++++ ENTRIES SUPPLIED ++++
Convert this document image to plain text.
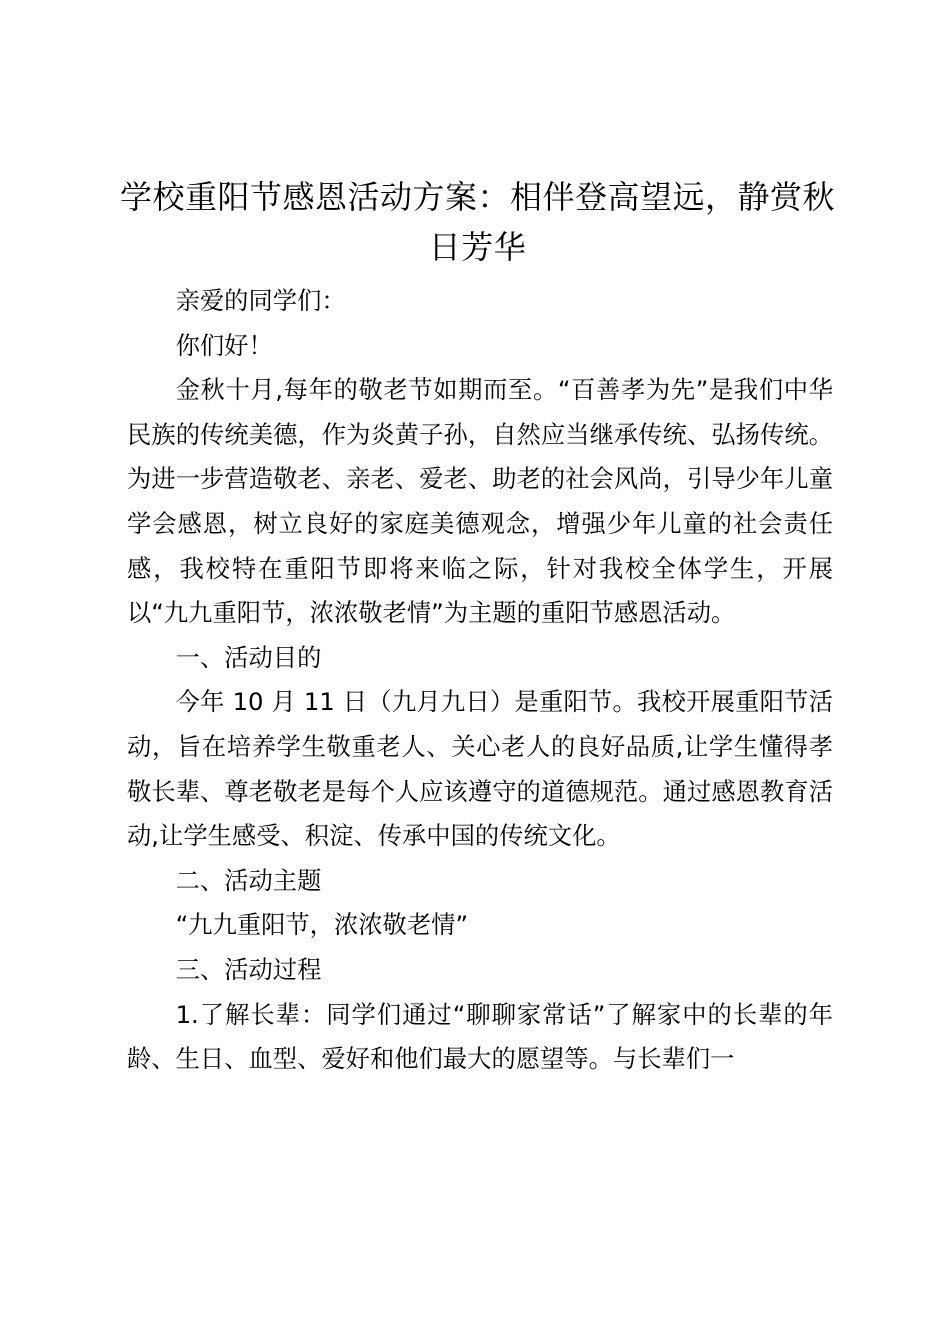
学校重阳节感恩活动方案：相伴登高望远，静赏秋日芳华

亲爱的同学们：

你们好！

金秋十月,每年的敬老节如期而至。“百善孝为先”是我们中华民族的传统美德，作为炎黄子孙，自然应当继承传统、弘扬传统。为进一步营造敬老、亲老、爱老、助老的社会风尚，引导少年儿童学会感恩，树立良好的家庭美德观念，增强少年儿童的社会责任感，我校特在重阳节即将来临之际，针对我校全体学生，开展以“九九重阳节，浓浓敬老情”为主题的重阳节感恩活动。

一、活动目的

今年 10 月 11 日（九月九日）是重阳节。我校开展重阳节活动，旨在培养学生敬重老人、关心老人的良好品质,让学生懂得孝敬长辈、尊老敬老是每个人应该遵守的道德规范。通过感恩教育活动,让学生感受、积淀、传承中国的传统文化。

二、活动主题

“九九重阳节，浓浓敬老情”

三、活动过程

1.了解长辈：同学们通过“聊聊家常话”了解家中的长辈的年龄、生日、血型、爱好和他们最大的愿望等。与长辈们一
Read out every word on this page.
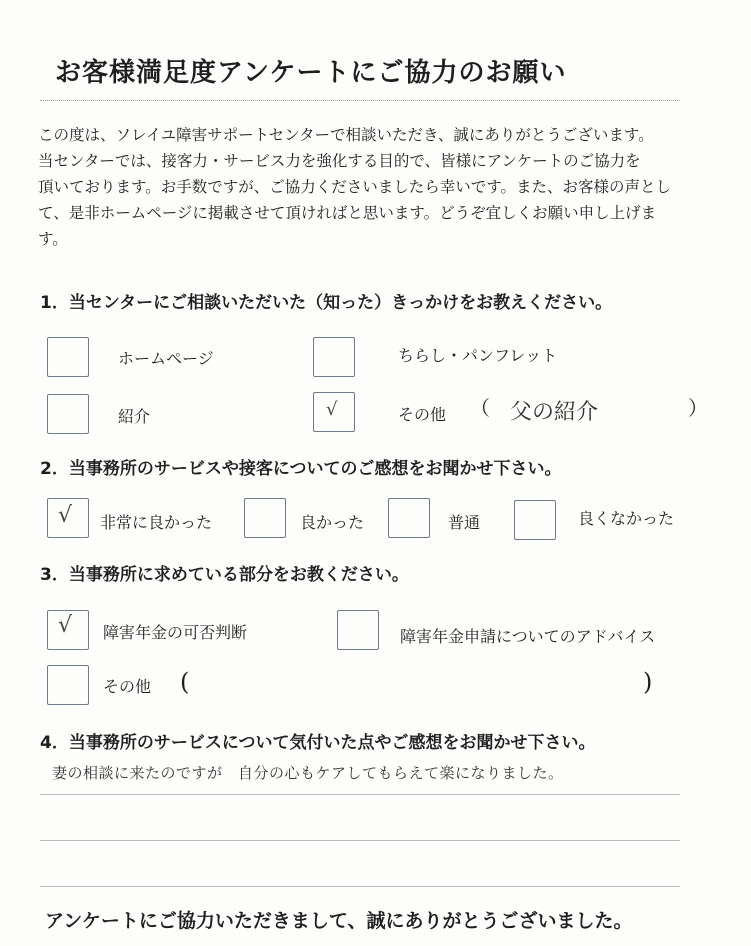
お客様満足度アンケートにご協力のお願い

この度は、ソレイユ障害サポートセンターで相談いただき、誠にありがとうございます。

当センターでは、接客力・サービス力を強化する目的で、皆様にアンケートのご協力を

頂いております。お手数ですが、ご協力くださいましたら幸いです。また、お客様の声とし

て、是非ホームページに掲載させて頂ければと思います。どうぞ宜しくお願い申し上げま

す。

1．当センターにご相談いただいた（知った）きっかけをお教えください。
ホームページ	ちらし・パンフレット
紹介	√	その他 （ 父の紹介	）
2．当事務所のサービスや接客についてのご感想をお聞かせ下さい。
√ 非常に良かった	良かった	普通	良くなかった
3．当事務所に求めている部分をお教ください。
√ 障害年金の可否判断	障害年金申請についてのアドバイス
その他 (	)
4．当事務所のサービスについて気付いた点やご感想をお聞かせ下さい。
妻の相談に来たのですが　自分の心もケアしてもらえて楽になりました。
アンケートにご協力いただきまして、誠にありがとうございました。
++++
# WHAT IS NEEDED
Write out every line of the listing that holds the word "this".

# EXERCISE SOLUTION
Convert this document image to plain text.
Read out every word on this page.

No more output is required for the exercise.